(Records excerpted from a collection)
◆ ◆ ◆

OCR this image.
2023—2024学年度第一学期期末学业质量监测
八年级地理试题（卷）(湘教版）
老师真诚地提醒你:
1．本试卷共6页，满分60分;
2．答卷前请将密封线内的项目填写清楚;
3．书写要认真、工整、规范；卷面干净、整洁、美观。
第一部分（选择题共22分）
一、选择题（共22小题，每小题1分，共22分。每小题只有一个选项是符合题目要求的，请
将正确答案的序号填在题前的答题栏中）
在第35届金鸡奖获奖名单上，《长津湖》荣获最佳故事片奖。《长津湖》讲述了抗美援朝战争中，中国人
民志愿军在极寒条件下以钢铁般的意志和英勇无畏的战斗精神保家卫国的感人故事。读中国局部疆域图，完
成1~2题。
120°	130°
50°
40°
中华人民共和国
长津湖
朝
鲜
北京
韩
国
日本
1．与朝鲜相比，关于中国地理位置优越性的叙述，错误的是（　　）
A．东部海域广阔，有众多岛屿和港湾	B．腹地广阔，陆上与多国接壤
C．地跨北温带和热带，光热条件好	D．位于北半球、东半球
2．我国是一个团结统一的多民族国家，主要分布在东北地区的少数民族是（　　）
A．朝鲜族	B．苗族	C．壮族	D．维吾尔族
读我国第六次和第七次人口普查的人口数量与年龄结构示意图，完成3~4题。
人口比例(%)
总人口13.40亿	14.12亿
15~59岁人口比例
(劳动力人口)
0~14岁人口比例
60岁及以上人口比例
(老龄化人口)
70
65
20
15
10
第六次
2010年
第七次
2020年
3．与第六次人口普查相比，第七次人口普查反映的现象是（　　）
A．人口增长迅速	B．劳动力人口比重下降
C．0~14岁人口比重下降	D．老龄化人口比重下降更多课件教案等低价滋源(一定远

◆ ◆ ◆

EXERCISE DETAILS ▸
Your task is to print all of the records exactly.

FINISHED TASK ▸
OCR this image.
2023—2024学年度第一学期期末学业质量监测
八年级地理试题（卷）(湘教版）
老师真诚地提醒你:
1．本试卷共6页，满分60分;
2．答卷前请将密封线内的项目填写清楚;
3．书写要认真、工整、规范；卷面干净、整洁、美观。
第一部分（选择题共22分）
一、选择题（共22小题，每小题1分，共22分。每小题只有一个选项是符合题目要求的，请
将正确答案的序号填在题前的答题栏中）
在第35届金鸡奖获奖名单上，《长津湖》荣获最佳故事片奖。《长津湖》讲述了抗美援朝战争中，中国人
民志愿军在极寒条件下以钢铁般的意志和英勇无畏的战斗精神保家卫国的感人故事。读中国局部疆域图，完
成1~2题。
120°	130°
50°
40°
中华人民共和国
长津湖
朝
鲜
北京
韩
国
日本
1．与朝鲜相比，关于中国地理位置优越性的叙述，错误的是（　　）
A．东部海域广阔，有众多岛屿和港湾	B．腹地广阔，陆上与多国接壤
C．地跨北温带和热带，光热条件好	D．位于北半球、东半球
2．我国是一个团结统一的多民族国家，主要分布在东北地区的少数民族是（　　）
A．朝鲜族	B．苗族	C．壮族	D．维吾尔族
读我国第六次和第七次人口普查的人口数量与年龄结构示意图，完成3~4题。
人口比例(%)
总人口13.40亿	14.12亿
15~59岁人口比例
(劳动力人口)
0~14岁人口比例
60岁及以上人口比例
(老龄化人口)
70
65
20
15
10
第六次
2010年
第七次
2020年
3．与第六次人口普查相比，第七次人口普查反映的现象是（　　）
A．人口增长迅速	B．劳动力人口比重下降
C．0~14岁人口比重下降	D．老龄化人口比重下降更多课件教案等低价滋源(一定远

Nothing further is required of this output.